Instruction
Omit every picture and write out the rest of the records exactly.

** Begin Records for this task **

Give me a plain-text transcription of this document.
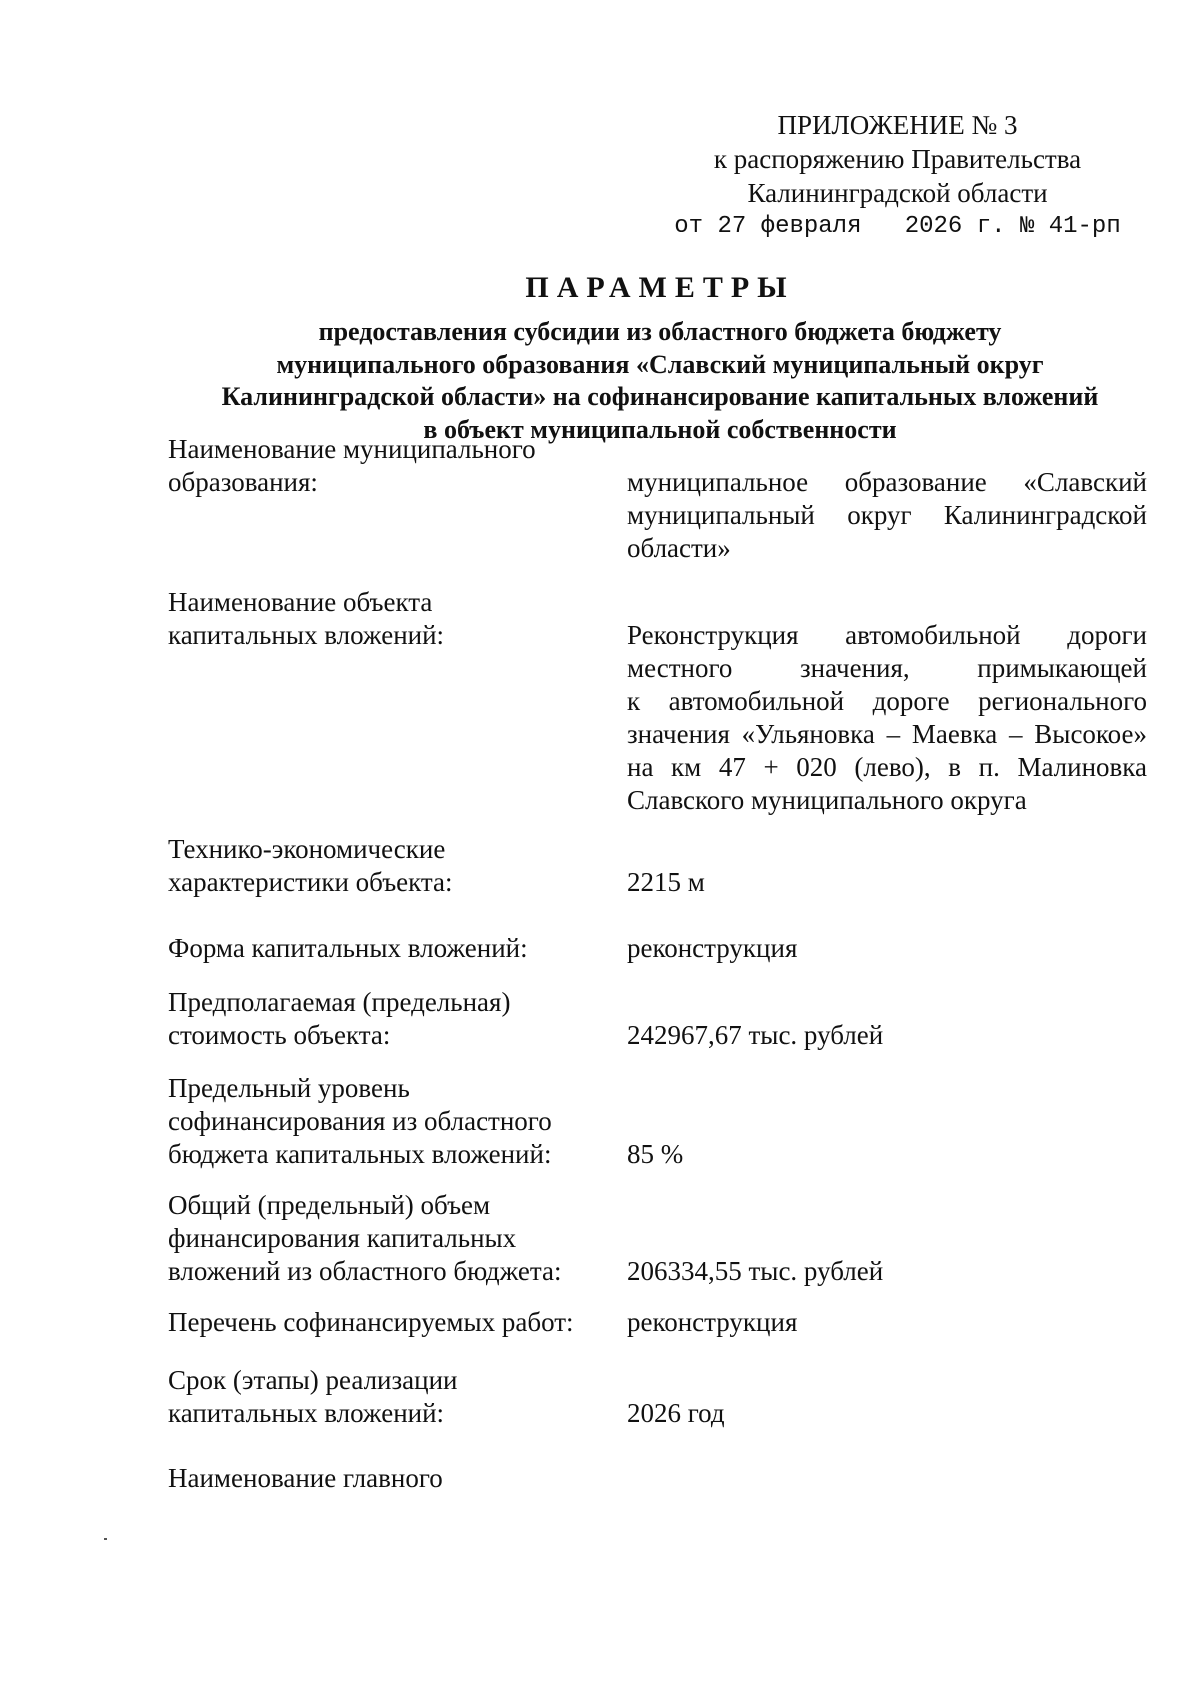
ПРИЛОЖЕНИЕ № 3
к распоряжению Правительства
Калининградской области
от 27 февраля   2026 г. № 41-рп
ПАРАМЕТРЫ
предоставления субсидии из областного бюджета бюджету
муниципального образования «Славский муниципальный округ
Калининградской области» на софинансирование капитальных вложений
в объект муниципальной собственности
Наименование муниципального
образования:	муниципальное образование «Славский
муниципальный округ Калининградской
области»
Наименование объекта
капитальных вложений:	Реконструкция автомобильной дороги
местного значения, примыкающей
к автомобильной дороге регионального
значения «Ульяновка – Маевка – Высокое»
на км 47 + 020 (лево), в п. Малиновка
Славского муниципального округа
Технико-экономические
характеристики объекта:	2215 м
Форма капитальных вложений:	реконструкция
Предполагаемая (предельная)
стоимость объекта:	242967,67 тыс. рублей
Предельный уровень
софинансирования из областного
бюджета капитальных вложений:	85 %
Общий (предельный) объем
финансирования капитальных
вложений из областного бюджета:	206334,55 тыс. рублей
Перечень софинансируемых работ:	реконструкция
Срок (этапы) реализации
капитальных вложений:	2026 год
Наименование главного
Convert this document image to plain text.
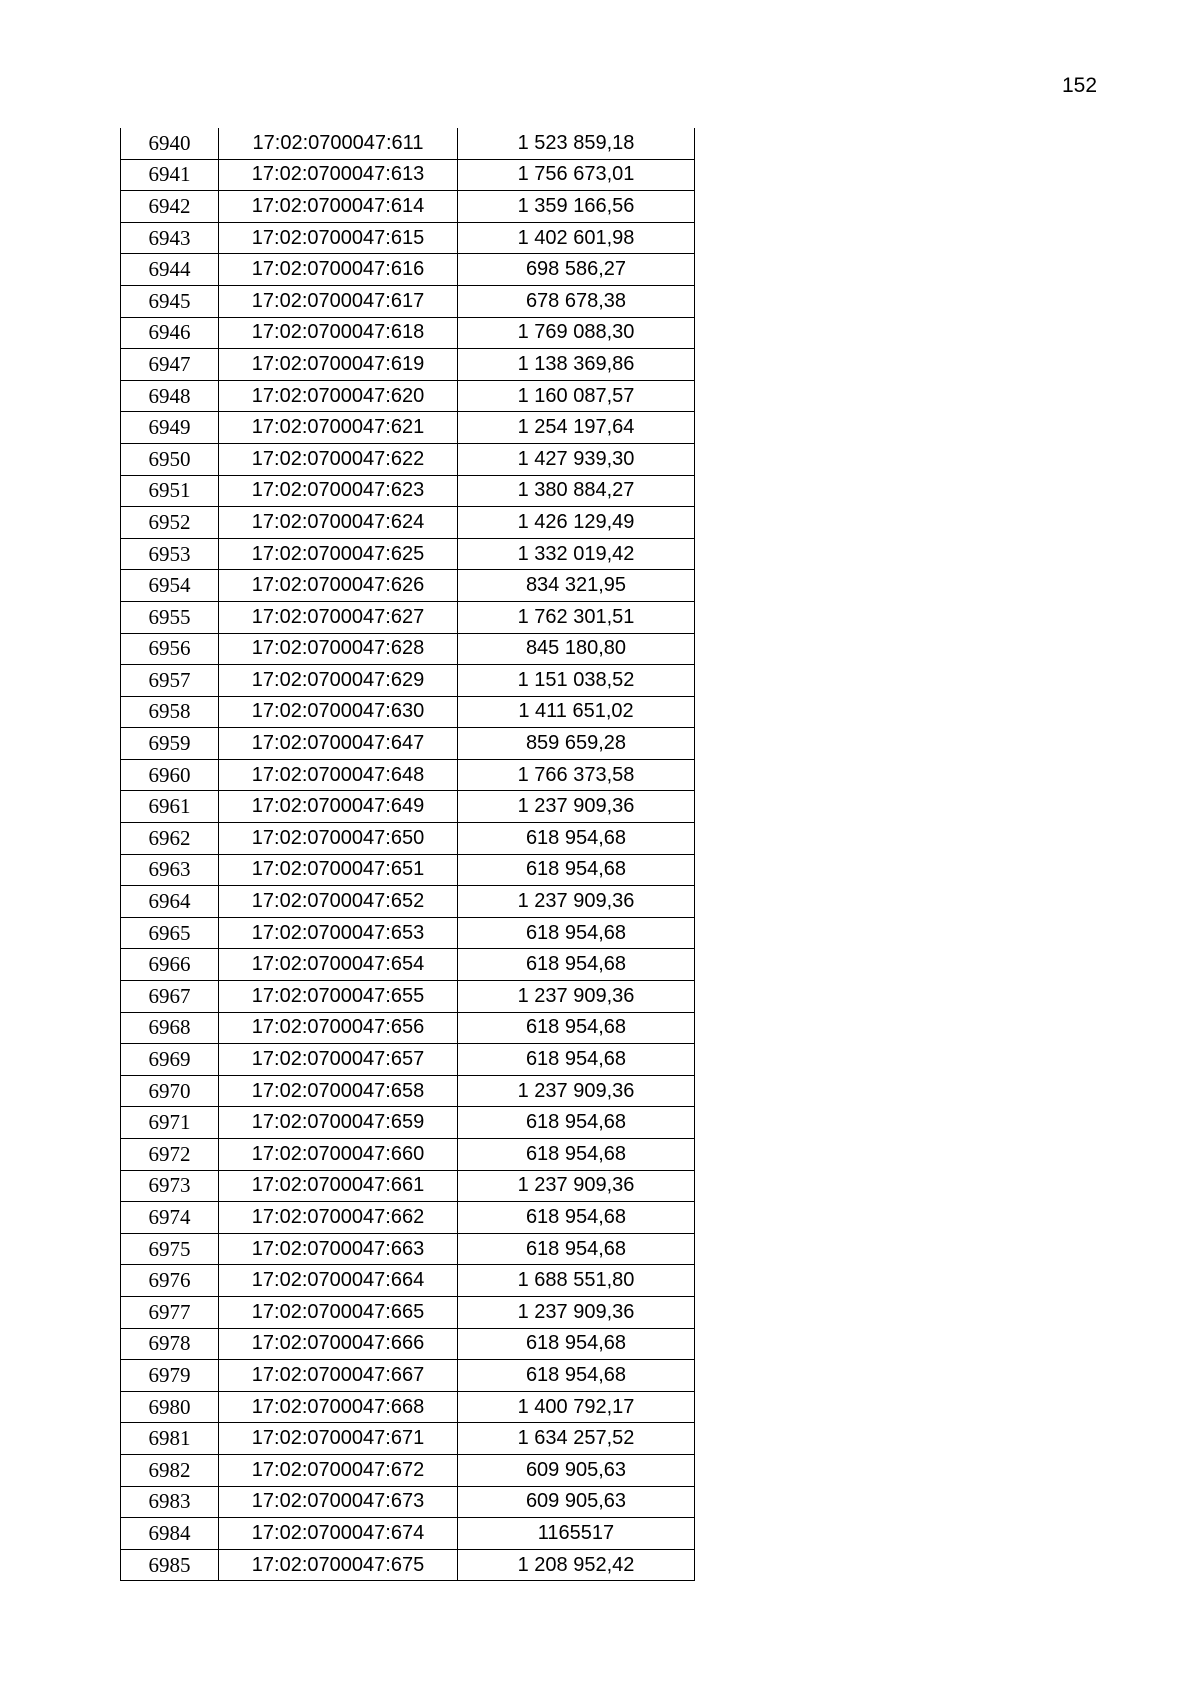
152
6940	17:02:0700047:611	1 523 859,18
6941	17:02:0700047:613	1 756 673,01
6942	17:02:0700047:614	1 359 166,56
6943	17:02:0700047:615	1 402 601,98
6944	17:02:0700047:616	698 586,27
6945	17:02:0700047:617	678 678,38
6946	17:02:0700047:618	1 769 088,30
6947	17:02:0700047:619	1 138 369,86
6948	17:02:0700047:620	1 160 087,57
6949	17:02:0700047:621	1 254 197,64
6950	17:02:0700047:622	1 427 939,30
6951	17:02:0700047:623	1 380 884,27
6952	17:02:0700047:624	1 426 129,49
6953	17:02:0700047:625	1 332 019,42
6954	17:02:0700047:626	834 321,95
6955	17:02:0700047:627	1 762 301,51
6956	17:02:0700047:628	845 180,80
6957	17:02:0700047:629	1 151 038,52
6958	17:02:0700047:630	1 411 651,02
6959	17:02:0700047:647	859 659,28
6960	17:02:0700047:648	1 766 373,58
6961	17:02:0700047:649	1 237 909,36
6962	17:02:0700047:650	618 954,68
6963	17:02:0700047:651	618 954,68
6964	17:02:0700047:652	1 237 909,36
6965	17:02:0700047:653	618 954,68
6966	17:02:0700047:654	618 954,68
6967	17:02:0700047:655	1 237 909,36
6968	17:02:0700047:656	618 954,68
6969	17:02:0700047:657	618 954,68
6970	17:02:0700047:658	1 237 909,36
6971	17:02:0700047:659	618 954,68
6972	17:02:0700047:660	618 954,68
6973	17:02:0700047:661	1 237 909,36
6974	17:02:0700047:662	618 954,68
6975	17:02:0700047:663	618 954,68
6976	17:02:0700047:664	1 688 551,80
6977	17:02:0700047:665	1 237 909,36
6978	17:02:0700047:666	618 954,68
6979	17:02:0700047:667	618 954,68
6980	17:02:0700047:668	1 400 792,17
6981	17:02:0700047:671	1 634 257,52
6982	17:02:0700047:672	609 905,63
6983	17:02:0700047:673	609 905,63
6984	17:02:0700047:674	1165517
6985	17:02:0700047:675	1 208 952,42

** End Records for this task **

Task answer
Give me a plain-text transcription of this document.
ПРИЛОЖЕНИЕ № 3
к распоряжению Правительства
Калининградской области
от 27 февраля   2026 г. № 41-рп
ПАРАМЕТРЫ
предоставления субсидии из областного бюджета бюджету
муниципального образования «Славский муниципальный округ
Калининградской области» на софинансирование капитальных вложений
в объект муниципальной собственности
Наименование муниципального
образования:	муниципальное образование «Славский
муниципальный округ Калининградской
области»
Наименование объекта
капитальных вложений:	Реконструкция автомобильной дороги
местного значения, примыкающей
к автомобильной дороге регионального
значения «Ульяновка – Маевка – Высокое»
на км 47 + 020 (лево), в п. Малиновка
Славского муниципального округа
Технико-экономические
характеристики объекта:	2215 м
Форма капитальных вложений:	реконструкция
Предполагаемая (предельная)
стоимость объекта:	242967,67 тыс. рублей
Предельный уровень
софинансирования из областного
бюджета капитальных вложений:	85 %
Общий (предельный) объем
финансирования капитальных
вложений из областного бюджета:	206334,55 тыс. рублей
Перечень софинансируемых работ:	реконструкция
Срок (этапы) реализации
капитальных вложений:	2026 год
Наименование главного
Convert this document image to plain text.
152
6940	17:02:0700047:611	1 523 859,18
6941	17:02:0700047:613	1 756 673,01
6942	17:02:0700047:614	1 359 166,56
6943	17:02:0700047:615	1 402 601,98
6944	17:02:0700047:616	698 586,27
6945	17:02:0700047:617	678 678,38
6946	17:02:0700047:618	1 769 088,30
6947	17:02:0700047:619	1 138 369,86
6948	17:02:0700047:620	1 160 087,57
6949	17:02:0700047:621	1 254 197,64
6950	17:02:0700047:622	1 427 939,30
6951	17:02:0700047:623	1 380 884,27
6952	17:02:0700047:624	1 426 129,49
6953	17:02:0700047:625	1 332 019,42
6954	17:02:0700047:626	834 321,95
6955	17:02:0700047:627	1 762 301,51
6956	17:02:0700047:628	845 180,80
6957	17:02:0700047:629	1 151 038,52
6958	17:02:0700047:630	1 411 651,02
6959	17:02:0700047:647	859 659,28
6960	17:02:0700047:648	1 766 373,58
6961	17:02:0700047:649	1 237 909,36
6962	17:02:0700047:650	618 954,68
6963	17:02:0700047:651	618 954,68
6964	17:02:0700047:652	1 237 909,36
6965	17:02:0700047:653	618 954,68
6966	17:02:0700047:654	618 954,68
6967	17:02:0700047:655	1 237 909,36
6968	17:02:0700047:656	618 954,68
6969	17:02:0700047:657	618 954,68
6970	17:02:0700047:658	1 237 909,36
6971	17:02:0700047:659	618 954,68
6972	17:02:0700047:660	618 954,68
6973	17:02:0700047:661	1 237 909,36
6974	17:02:0700047:662	618 954,68
6975	17:02:0700047:663	618 954,68
6976	17:02:0700047:664	1 688 551,80
6977	17:02:0700047:665	1 237 909,36
6978	17:02:0700047:666	618 954,68
6979	17:02:0700047:667	618 954,68
6980	17:02:0700047:668	1 400 792,17
6981	17:02:0700047:671	1 634 257,52
6982	17:02:0700047:672	609 905,63
6983	17:02:0700047:673	609 905,63
6984	17:02:0700047:674	1165517
6985	17:02:0700047:675	1 208 952,42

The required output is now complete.